Search the material for the word "водоотведения" and report each line where it turns up.

Recorded data

══════════

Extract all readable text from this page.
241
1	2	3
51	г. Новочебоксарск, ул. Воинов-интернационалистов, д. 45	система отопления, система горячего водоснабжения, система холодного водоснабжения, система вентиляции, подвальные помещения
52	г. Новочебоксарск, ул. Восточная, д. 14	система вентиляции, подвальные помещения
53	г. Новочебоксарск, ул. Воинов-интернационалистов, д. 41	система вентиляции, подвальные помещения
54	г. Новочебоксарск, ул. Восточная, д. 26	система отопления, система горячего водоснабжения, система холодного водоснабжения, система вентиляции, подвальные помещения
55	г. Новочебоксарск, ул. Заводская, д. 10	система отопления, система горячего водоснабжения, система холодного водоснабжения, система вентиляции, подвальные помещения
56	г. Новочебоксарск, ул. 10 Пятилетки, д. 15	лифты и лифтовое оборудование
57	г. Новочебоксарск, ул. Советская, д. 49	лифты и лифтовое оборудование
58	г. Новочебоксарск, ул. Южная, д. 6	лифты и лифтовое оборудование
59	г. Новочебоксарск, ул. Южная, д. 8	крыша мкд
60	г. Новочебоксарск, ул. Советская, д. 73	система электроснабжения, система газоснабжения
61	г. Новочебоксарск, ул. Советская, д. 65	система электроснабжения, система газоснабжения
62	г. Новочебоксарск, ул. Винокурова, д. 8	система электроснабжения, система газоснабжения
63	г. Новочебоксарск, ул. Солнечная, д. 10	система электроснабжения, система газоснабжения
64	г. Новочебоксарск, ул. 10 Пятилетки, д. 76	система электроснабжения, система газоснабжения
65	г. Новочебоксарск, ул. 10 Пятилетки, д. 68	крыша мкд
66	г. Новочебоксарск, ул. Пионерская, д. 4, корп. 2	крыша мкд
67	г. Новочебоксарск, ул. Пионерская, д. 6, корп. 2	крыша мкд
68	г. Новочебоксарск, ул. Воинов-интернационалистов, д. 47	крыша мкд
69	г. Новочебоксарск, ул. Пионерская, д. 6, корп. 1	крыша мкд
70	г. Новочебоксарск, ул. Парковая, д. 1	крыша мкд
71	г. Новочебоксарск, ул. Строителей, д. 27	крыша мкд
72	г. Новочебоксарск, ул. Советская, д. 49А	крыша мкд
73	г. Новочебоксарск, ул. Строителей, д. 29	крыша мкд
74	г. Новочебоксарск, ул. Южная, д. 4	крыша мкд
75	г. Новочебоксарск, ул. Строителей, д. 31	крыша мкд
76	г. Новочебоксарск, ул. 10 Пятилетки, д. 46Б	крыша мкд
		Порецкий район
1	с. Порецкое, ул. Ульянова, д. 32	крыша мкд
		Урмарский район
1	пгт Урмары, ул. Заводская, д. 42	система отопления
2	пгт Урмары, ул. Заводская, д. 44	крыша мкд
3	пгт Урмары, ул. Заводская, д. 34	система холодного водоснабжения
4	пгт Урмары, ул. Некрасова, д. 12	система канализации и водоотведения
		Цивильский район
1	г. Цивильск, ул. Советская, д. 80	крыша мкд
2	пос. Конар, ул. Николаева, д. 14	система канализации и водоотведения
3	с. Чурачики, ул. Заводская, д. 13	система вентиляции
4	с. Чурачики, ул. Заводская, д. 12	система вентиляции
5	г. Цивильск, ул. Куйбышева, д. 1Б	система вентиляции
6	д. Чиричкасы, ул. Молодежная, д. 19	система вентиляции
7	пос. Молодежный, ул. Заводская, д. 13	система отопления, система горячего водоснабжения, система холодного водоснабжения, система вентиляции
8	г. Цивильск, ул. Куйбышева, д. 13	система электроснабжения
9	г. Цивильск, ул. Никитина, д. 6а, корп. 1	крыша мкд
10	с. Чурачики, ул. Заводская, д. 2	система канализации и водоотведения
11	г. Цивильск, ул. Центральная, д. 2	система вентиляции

══════════

The completed task:
4	пгт Урмары, ул. Некрасова, д. 12	система канализации и водоотведения
2	пос. Конар, ул. Николаева, д. 14	система канализации и водоотведения
10	с. Чурачики, ул. Заводская, д. 2	система канализации и водоотведения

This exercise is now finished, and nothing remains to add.